▶ **Provided records**
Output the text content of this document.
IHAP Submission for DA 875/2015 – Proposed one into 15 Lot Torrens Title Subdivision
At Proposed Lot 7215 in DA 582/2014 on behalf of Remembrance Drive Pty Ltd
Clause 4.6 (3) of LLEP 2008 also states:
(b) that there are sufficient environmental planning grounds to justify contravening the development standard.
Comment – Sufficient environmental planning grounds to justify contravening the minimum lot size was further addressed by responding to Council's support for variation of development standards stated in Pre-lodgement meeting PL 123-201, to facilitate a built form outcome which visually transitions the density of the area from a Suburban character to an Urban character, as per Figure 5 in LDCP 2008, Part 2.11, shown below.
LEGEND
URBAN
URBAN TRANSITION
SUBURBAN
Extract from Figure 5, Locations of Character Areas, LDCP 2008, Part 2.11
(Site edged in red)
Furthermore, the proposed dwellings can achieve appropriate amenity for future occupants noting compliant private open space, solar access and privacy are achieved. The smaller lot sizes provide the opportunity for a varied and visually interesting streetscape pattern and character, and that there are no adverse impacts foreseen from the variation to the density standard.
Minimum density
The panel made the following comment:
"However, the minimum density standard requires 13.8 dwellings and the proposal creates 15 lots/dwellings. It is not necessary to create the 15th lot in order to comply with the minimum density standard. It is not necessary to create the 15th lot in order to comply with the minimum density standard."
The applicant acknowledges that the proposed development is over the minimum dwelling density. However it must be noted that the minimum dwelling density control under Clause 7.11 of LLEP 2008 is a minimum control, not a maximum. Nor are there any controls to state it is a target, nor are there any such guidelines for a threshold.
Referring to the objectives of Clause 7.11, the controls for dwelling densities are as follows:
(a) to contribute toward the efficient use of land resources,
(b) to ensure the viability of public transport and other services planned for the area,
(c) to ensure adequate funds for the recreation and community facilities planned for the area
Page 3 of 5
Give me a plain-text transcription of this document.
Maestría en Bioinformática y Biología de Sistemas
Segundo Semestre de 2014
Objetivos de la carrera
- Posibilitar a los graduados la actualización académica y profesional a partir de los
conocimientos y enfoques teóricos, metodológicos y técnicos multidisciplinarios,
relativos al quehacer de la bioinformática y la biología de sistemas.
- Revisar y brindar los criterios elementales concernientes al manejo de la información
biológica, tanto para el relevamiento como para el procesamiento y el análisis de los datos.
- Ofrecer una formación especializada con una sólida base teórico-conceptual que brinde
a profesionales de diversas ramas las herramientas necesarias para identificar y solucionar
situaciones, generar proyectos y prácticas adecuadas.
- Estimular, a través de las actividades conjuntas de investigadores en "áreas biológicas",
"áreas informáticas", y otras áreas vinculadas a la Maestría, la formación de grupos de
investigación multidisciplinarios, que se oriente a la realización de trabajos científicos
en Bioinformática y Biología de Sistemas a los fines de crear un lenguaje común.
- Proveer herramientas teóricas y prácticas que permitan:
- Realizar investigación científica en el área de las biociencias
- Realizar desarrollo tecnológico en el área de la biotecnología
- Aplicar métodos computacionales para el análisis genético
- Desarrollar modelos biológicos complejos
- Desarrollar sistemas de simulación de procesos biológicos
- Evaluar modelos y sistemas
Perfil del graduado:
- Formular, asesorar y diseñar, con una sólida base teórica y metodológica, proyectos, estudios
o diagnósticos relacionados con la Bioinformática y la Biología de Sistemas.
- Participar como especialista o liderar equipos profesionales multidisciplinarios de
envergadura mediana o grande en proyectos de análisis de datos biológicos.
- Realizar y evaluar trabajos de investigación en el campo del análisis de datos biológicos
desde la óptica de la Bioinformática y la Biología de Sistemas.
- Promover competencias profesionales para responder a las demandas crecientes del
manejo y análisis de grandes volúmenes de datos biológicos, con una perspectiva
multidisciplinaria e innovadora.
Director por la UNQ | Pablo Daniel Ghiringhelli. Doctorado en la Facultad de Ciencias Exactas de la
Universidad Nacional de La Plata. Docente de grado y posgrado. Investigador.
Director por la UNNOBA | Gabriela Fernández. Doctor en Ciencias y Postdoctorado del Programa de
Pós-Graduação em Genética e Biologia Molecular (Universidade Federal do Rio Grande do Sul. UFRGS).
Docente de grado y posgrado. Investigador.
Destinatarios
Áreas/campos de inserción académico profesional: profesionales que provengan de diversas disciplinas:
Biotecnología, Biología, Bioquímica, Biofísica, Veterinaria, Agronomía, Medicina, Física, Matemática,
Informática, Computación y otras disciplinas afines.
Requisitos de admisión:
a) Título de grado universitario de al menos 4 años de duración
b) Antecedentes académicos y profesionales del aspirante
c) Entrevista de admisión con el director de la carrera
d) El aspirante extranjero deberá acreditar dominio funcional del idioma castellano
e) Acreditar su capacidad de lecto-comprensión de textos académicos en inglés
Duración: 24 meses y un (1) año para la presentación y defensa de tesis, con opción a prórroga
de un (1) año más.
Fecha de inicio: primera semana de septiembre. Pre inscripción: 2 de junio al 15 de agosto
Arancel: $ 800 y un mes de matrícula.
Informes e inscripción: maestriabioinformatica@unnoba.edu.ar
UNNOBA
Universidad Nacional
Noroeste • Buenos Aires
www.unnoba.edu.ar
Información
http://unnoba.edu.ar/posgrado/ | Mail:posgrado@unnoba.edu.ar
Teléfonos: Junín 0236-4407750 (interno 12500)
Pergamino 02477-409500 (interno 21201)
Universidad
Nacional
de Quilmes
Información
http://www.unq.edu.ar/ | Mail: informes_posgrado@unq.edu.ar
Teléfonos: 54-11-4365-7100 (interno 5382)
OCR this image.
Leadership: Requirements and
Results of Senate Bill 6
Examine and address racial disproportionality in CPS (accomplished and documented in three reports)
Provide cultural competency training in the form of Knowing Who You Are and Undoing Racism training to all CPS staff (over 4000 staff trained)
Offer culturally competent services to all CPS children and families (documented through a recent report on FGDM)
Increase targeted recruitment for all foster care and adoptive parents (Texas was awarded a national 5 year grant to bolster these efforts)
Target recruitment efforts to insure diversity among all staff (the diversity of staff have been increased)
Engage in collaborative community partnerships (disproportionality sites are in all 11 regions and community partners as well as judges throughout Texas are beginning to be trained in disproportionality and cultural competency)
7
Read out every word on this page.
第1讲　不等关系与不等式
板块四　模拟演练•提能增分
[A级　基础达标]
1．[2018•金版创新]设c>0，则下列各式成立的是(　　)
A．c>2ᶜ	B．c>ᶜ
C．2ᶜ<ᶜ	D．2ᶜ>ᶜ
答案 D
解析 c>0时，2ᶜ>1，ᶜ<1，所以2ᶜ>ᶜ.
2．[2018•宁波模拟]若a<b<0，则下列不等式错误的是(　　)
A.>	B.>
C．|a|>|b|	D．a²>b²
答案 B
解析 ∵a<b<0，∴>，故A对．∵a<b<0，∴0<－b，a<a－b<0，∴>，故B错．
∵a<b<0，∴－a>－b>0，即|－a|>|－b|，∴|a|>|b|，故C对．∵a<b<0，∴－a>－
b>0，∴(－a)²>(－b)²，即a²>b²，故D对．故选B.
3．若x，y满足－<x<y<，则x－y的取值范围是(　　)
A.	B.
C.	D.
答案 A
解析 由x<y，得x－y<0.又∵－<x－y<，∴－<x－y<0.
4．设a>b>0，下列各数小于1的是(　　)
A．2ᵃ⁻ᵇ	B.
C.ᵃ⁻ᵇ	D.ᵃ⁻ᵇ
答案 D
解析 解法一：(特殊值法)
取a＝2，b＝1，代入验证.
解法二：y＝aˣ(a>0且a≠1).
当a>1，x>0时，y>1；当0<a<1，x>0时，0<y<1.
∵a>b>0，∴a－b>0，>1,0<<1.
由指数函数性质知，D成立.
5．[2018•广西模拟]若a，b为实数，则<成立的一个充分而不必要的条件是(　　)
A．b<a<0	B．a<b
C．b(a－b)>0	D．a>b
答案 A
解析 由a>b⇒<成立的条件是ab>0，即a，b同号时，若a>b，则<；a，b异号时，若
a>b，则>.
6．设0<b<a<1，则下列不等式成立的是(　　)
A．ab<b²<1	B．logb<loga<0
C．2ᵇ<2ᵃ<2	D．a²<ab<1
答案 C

▶ **Task instructions**
Pull out all lines of the data with the string "multidisciplinarios".

▶ **Answer below**
conocimientos y enfoques teóricos, metodológicos y técnicos multidisciplinarios,
investigación multidisciplinarios, que se oriente a la realización de trabajos científicos
- Participar como especialista o liderar equipos profesionales multidisciplinarios de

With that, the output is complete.